### [GIVEN TASK]
Reproduce all the entries precisely.

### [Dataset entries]
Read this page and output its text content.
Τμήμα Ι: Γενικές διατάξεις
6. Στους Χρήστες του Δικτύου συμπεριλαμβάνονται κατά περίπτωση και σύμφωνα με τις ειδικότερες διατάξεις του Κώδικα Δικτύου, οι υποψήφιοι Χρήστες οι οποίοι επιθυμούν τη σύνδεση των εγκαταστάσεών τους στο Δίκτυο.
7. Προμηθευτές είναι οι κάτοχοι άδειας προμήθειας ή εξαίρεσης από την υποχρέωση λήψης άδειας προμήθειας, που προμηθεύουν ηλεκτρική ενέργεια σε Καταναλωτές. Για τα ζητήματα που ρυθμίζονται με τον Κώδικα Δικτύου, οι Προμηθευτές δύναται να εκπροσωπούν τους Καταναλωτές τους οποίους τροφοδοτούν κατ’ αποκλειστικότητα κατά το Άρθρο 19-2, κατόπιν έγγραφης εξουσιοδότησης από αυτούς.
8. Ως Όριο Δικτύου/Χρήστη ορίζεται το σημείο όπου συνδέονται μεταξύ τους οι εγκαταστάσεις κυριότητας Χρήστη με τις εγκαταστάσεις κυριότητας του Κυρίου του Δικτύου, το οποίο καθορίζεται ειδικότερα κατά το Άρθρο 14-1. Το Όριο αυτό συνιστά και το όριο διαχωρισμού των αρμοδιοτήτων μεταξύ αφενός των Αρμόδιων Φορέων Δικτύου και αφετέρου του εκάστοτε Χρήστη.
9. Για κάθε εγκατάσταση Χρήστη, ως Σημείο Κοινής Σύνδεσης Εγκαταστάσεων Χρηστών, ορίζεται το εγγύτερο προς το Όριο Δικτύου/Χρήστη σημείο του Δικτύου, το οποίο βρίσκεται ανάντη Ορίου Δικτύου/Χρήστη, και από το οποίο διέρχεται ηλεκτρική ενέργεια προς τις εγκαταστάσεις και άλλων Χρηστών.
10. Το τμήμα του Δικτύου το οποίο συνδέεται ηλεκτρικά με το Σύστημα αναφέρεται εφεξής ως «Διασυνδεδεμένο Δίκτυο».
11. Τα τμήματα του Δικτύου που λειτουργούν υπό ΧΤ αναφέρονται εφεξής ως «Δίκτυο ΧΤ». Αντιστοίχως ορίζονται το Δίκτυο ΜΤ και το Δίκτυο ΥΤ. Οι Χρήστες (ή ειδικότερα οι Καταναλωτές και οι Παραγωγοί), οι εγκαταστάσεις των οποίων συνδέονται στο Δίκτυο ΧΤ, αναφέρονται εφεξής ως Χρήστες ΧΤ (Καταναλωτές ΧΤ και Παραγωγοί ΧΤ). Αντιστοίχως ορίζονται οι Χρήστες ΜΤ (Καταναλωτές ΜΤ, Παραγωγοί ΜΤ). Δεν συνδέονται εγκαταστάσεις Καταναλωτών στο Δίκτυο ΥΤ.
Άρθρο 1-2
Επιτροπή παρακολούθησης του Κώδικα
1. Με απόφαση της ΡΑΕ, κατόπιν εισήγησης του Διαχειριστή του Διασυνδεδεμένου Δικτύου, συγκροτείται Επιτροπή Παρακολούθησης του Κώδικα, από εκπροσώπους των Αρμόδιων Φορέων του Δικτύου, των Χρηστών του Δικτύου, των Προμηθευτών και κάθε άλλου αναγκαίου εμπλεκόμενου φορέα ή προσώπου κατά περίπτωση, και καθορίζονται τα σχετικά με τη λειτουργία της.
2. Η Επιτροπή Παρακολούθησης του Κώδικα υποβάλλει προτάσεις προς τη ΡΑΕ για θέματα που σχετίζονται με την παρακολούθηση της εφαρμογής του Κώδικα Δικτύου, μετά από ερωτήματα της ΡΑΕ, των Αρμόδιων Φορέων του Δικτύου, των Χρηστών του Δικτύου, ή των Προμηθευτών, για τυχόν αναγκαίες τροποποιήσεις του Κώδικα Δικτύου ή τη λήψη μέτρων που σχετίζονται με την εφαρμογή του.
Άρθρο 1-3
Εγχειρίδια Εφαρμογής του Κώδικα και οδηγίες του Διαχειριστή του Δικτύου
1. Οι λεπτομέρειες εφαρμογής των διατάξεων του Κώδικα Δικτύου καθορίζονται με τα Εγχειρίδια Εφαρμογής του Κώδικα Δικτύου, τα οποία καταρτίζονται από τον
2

### [RESULT]
Read this page and output its text content.
Τμήμα Ι: Γενικές διατάξεις
6. Στους Χρήστες του Δικτύου συμπεριλαμβάνονται κατά περίπτωση και σύμφωνα με τις ειδικότερες διατάξεις του Κώδικα Δικτύου, οι υποψήφιοι Χρήστες οι οποίοι επιθυμούν τη σύνδεση των εγκαταστάσεών τους στο Δίκτυο.
7. Προμηθευτές είναι οι κάτοχοι άδειας προμήθειας ή εξαίρεσης από την υποχρέωση λήψης άδειας προμήθειας, που προμηθεύουν ηλεκτρική ενέργεια σε Καταναλωτές. Για τα ζητήματα που ρυθμίζονται με τον Κώδικα Δικτύου, οι Προμηθευτές δύναται να εκπροσωπούν τους Καταναλωτές τους οποίους τροφοδοτούν κατ’ αποκλειστικότητα κατά το Άρθρο 19-2, κατόπιν έγγραφης εξουσιοδότησης από αυτούς.
8. Ως Όριο Δικτύου/Χρήστη ορίζεται το σημείο όπου συνδέονται μεταξύ τους οι εγκαταστάσεις κυριότητας Χρήστη με τις εγκαταστάσεις κυριότητας του Κυρίου του Δικτύου, το οποίο καθορίζεται ειδικότερα κατά το Άρθρο 14-1. Το Όριο αυτό συνιστά και το όριο διαχωρισμού των αρμοδιοτήτων μεταξύ αφενός των Αρμόδιων Φορέων Δικτύου και αφετέρου του εκάστοτε Χρήστη.
9. Για κάθε εγκατάσταση Χρήστη, ως Σημείο Κοινής Σύνδεσης Εγκαταστάσεων Χρηστών, ορίζεται το εγγύτερο προς το Όριο Δικτύου/Χρήστη σημείο του Δικτύου, το οποίο βρίσκεται ανάντη Ορίου Δικτύου/Χρήστη, και από το οποίο διέρχεται ηλεκτρική ενέργεια προς τις εγκαταστάσεις και άλλων Χρηστών.
10. Το τμήμα του Δικτύου το οποίο συνδέεται ηλεκτρικά με το Σύστημα αναφέρεται εφεξής ως «Διασυνδεδεμένο Δίκτυο».
11. Τα τμήματα του Δικτύου που λειτουργούν υπό ΧΤ αναφέρονται εφεξής ως «Δίκτυο ΧΤ». Αντιστοίχως ορίζονται το Δίκτυο ΜΤ και το Δίκτυο ΥΤ. Οι Χρήστες (ή ειδικότερα οι Καταναλωτές και οι Παραγωγοί), οι εγκαταστάσεις των οποίων συνδέονται στο Δίκτυο ΧΤ, αναφέρονται εφεξής ως Χρήστες ΧΤ (Καταναλωτές ΧΤ και Παραγωγοί ΧΤ). Αντιστοίχως ορίζονται οι Χρήστες ΜΤ (Καταναλωτές ΜΤ, Παραγωγοί ΜΤ). Δεν συνδέονται εγκαταστάσεις Καταναλωτών στο Δίκτυο ΥΤ.
Άρθρο 1-2
Επιτροπή παρακολούθησης του Κώδικα
1. Με απόφαση της ΡΑΕ, κατόπιν εισήγησης του Διαχειριστή του Διασυνδεδεμένου Δικτύου, συγκροτείται Επιτροπή Παρακολούθησης του Κώδικα, από εκπροσώπους των Αρμόδιων Φορέων του Δικτύου, των Χρηστών του Δικτύου, των Προμηθευτών και κάθε άλλου αναγκαίου εμπλεκόμενου φορέα ή προσώπου κατά περίπτωση, και καθορίζονται τα σχετικά με τη λειτουργία της.
2. Η Επιτροπή Παρακολούθησης του Κώδικα υποβάλλει προτάσεις προς τη ΡΑΕ για θέματα που σχετίζονται με την παρακολούθηση της εφαρμογής του Κώδικα Δικτύου, μετά από ερωτήματα της ΡΑΕ, των Αρμόδιων Φορέων του Δικτύου, των Χρηστών του Δικτύου, ή των Προμηθευτών, για τυχόν αναγκαίες τροποποιήσεις του Κώδικα Δικτύου ή τη λήψη μέτρων που σχετίζονται με την εφαρμογή του.
Άρθρο 1-3
Εγχειρίδια Εφαρμογής του Κώδικα και οδηγίες του Διαχειριστή του Δικτύου
1. Οι λεπτομέρειες εφαρμογής των διατάξεων του Κώδικα Δικτύου καθορίζονται με τα Εγχειρίδια Εφαρμογής του Κώδικα Δικτύου, τα οποία καταρτίζονται από τον
2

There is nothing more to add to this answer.